(Items listed in a dataset)
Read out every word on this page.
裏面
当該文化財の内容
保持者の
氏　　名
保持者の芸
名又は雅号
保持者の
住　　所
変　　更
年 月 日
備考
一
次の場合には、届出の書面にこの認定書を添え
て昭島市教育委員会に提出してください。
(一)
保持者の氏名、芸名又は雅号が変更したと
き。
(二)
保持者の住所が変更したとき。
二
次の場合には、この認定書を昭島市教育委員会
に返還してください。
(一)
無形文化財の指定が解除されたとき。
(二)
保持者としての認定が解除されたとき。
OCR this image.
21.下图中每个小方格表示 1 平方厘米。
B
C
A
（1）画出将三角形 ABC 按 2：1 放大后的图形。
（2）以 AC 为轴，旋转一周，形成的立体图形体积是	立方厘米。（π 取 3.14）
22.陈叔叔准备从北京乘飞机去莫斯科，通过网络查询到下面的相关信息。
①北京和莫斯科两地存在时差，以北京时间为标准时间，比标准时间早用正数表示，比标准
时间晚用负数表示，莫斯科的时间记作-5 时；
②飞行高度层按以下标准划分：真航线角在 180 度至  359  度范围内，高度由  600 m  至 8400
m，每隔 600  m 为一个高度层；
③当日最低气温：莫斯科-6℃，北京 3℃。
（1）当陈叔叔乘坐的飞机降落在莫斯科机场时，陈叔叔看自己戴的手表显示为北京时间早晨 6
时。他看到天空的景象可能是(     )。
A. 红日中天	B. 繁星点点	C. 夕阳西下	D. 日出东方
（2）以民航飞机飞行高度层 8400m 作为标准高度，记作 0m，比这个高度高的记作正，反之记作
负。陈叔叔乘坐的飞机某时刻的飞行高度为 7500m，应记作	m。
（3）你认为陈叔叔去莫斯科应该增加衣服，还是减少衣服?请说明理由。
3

• **THE TASK**:
Only the lines from the one containing "OCR this image." to the end of the records should be repeated, exactly as they appear.

• **ANSWER FOR THE TASK**:
OCR this image.
21.下图中每个小方格表示 1 平方厘米。
B
C
A
（1）画出将三角形 ABC 按 2：1 放大后的图形。
（2）以 AC 为轴，旋转一周，形成的立体图形体积是	立方厘米。（π 取 3.14）
22.陈叔叔准备从北京乘飞机去莫斯科，通过网络查询到下面的相关信息。
①北京和莫斯科两地存在时差，以北京时间为标准时间，比标准时间早用正数表示，比标准
时间晚用负数表示，莫斯科的时间记作-5 时；
②飞行高度层按以下标准划分：真航线角在 180 度至  359  度范围内，高度由  600 m  至 8400
m，每隔 600  m 为一个高度层；
③当日最低气温：莫斯科-6℃，北京 3℃。
（1）当陈叔叔乘坐的飞机降落在莫斯科机场时，陈叔叔看自己戴的手表显示为北京时间早晨 6
时。他看到天空的景象可能是(     )。
A. 红日中天	B. 繁星点点	C. 夕阳西下	D. 日出东方
（2）以民航飞机飞行高度层 8400m 作为标准高度，记作 0m，比这个高度高的记作正，反之记作
负。陈叔叔乘坐的飞机某时刻的飞行高度为 7500m，应记作	m。
（3）你认为陈叔叔去莫斯科应该增加衣服，还是减少衣服?请说明理由。
3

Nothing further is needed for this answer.